Dataset records
┄┄┄┄┄┄
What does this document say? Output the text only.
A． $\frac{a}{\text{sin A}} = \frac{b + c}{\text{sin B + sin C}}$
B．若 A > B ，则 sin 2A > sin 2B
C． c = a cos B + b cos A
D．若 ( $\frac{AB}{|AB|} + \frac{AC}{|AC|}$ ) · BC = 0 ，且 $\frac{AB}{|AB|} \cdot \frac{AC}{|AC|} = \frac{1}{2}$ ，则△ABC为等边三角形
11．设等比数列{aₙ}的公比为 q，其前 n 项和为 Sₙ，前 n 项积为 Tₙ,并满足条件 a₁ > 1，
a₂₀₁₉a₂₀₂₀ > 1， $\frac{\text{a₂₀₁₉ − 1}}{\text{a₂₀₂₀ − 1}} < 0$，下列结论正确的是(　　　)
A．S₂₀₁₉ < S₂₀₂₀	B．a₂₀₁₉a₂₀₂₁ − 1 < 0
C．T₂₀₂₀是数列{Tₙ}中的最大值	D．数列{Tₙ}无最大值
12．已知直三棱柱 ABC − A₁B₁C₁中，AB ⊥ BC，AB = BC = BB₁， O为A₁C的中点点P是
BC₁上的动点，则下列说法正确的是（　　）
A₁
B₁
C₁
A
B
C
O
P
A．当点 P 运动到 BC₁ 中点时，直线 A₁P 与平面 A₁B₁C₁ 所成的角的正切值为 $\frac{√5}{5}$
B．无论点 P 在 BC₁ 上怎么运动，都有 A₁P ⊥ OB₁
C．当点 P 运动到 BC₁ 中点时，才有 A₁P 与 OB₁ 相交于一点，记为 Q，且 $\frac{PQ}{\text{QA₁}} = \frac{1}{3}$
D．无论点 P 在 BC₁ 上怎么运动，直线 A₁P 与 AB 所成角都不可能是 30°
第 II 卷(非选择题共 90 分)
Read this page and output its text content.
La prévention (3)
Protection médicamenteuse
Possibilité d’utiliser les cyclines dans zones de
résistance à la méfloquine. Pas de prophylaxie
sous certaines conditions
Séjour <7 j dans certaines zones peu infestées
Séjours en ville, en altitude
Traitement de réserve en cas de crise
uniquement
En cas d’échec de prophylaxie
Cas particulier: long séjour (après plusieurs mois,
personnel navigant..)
┄┄┄┄┄┄
Collect from the data above every line that includes "prophylaxie".

» ANSWER TO THE EXERCISE
résistance à la méfloquine. Pas de prophylaxie
En cas d’échec de prophylaxie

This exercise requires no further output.